• _Your instructions_
Output every line exactly as written. Leave out pictures.

[Start Dataset rows]

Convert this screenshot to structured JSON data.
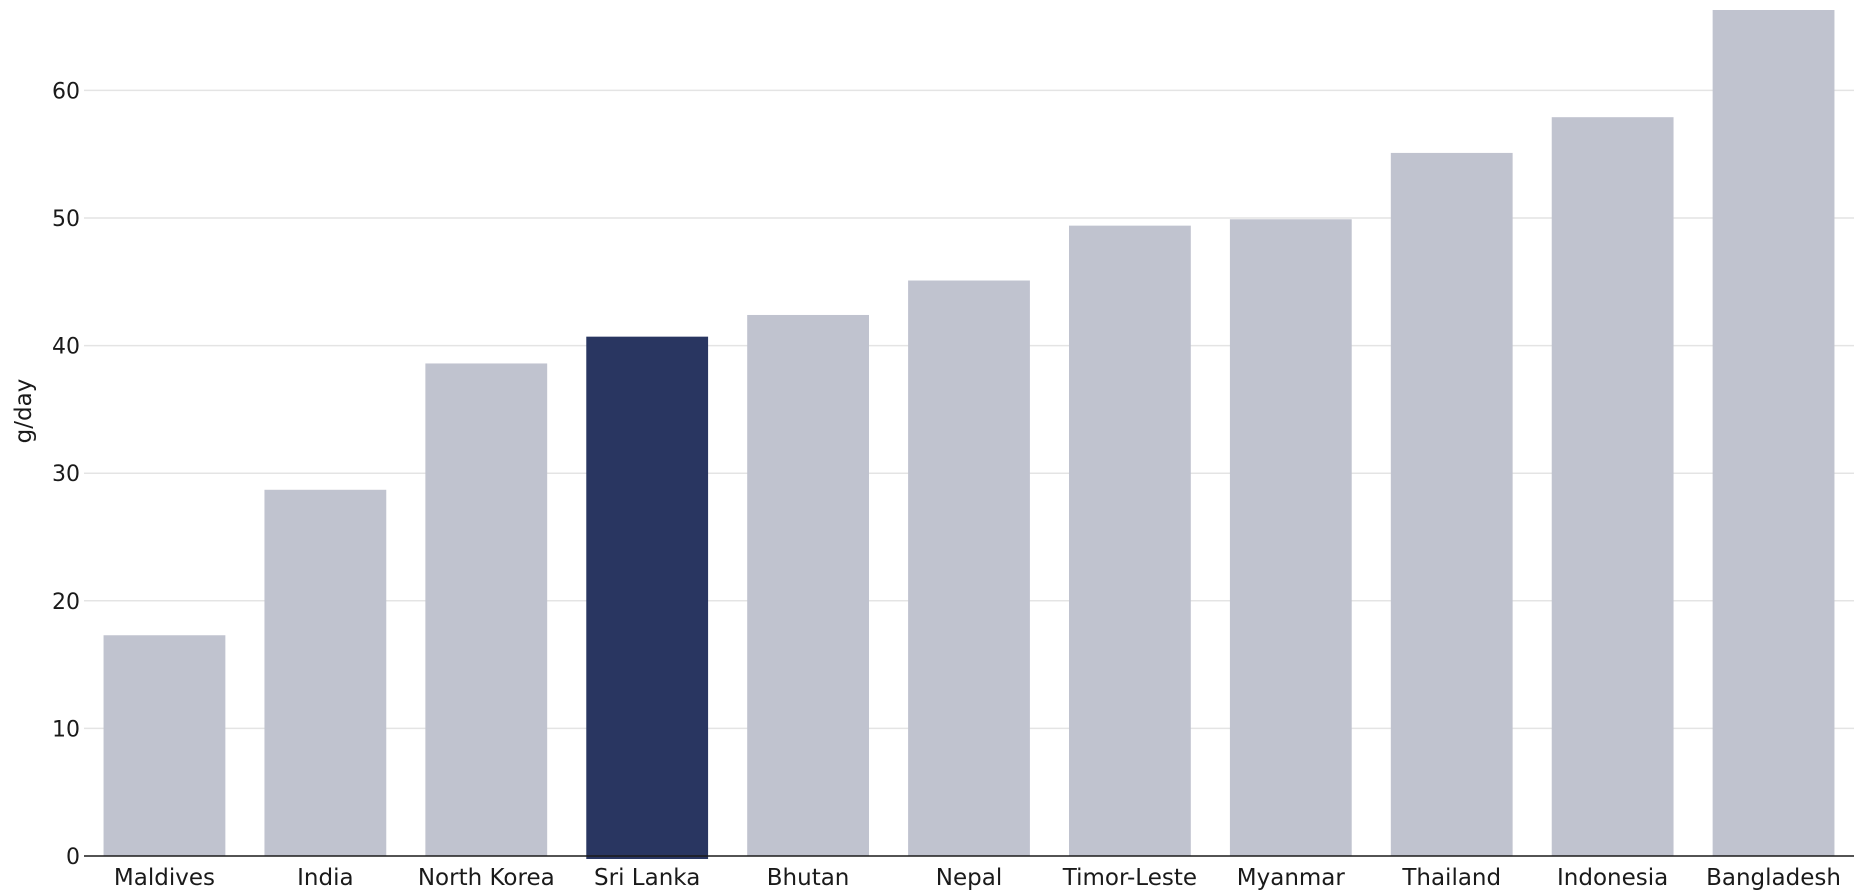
{
  "chart_data": {
    "type": "bar",
    "title": "",
    "xlabel": "",
    "ylabel": "g/day",
    "ylim": [
      0,
      66.3
    ],
    "yticks": [
      0,
      10,
      20,
      30,
      40,
      50,
      60
    ],
    "grid": true,
    "legend": "none",
    "categories": [
      "Maldives",
      "India",
      "North Korea",
      "Sri Lanka",
      "Bhutan",
      "Nepal",
      "Timor-Leste",
      "Myanmar",
      "Thailand",
      "Indonesia",
      "Bangladesh"
    ],
    "values": [
      17.3,
      28.7,
      38.6,
      40.7,
      42.4,
      45.1,
      49.4,
      49.9,
      55.1,
      57.9,
      66.3
    ],
    "highlight": "Sri Lanka",
    "colors": {
      "bar": "#c0c3cf",
      "highlight": "#293661",
      "grid": "#e4e4e4",
      "axis": "#1a1a1a"
    }
  }
}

[End Dataset rows]

• _Exercise result_
Convert this screenshot to structured JSON data.
{
  "chart_data": {
    "type": "bar",
    "title": "",
    "xlabel": "",
    "ylabel": "g/day",
    "ylim": [
      0,
      66.3
    ],
    "yticks": [
      0,
      10,
      20,
      30,
      40,
      50,
      60
    ],
    "grid": true,
    "legend": "none",
    "categories": [
      "Maldives",
      "India",
      "North Korea",
      "Sri Lanka",
      "Bhutan",
      "Nepal",
      "Timor-Leste",
      "Myanmar",
      "Thailand",
      "Indonesia",
      "Bangladesh"
    ],
    "values": [
      17.3,
      28.7,
      38.6,
      40.7,
      42.4,
      45.1,
      49.4,
      49.9,
      55.1,
      57.9,
      66.3
    ],
    "highlight": "Sri Lanka",
    "colors": {
      "bar": "#c0c3cf",
      "highlight": "#293661",
      "grid": "#e4e4e4",
      "axis": "#1a1a1a"
    }
  }
}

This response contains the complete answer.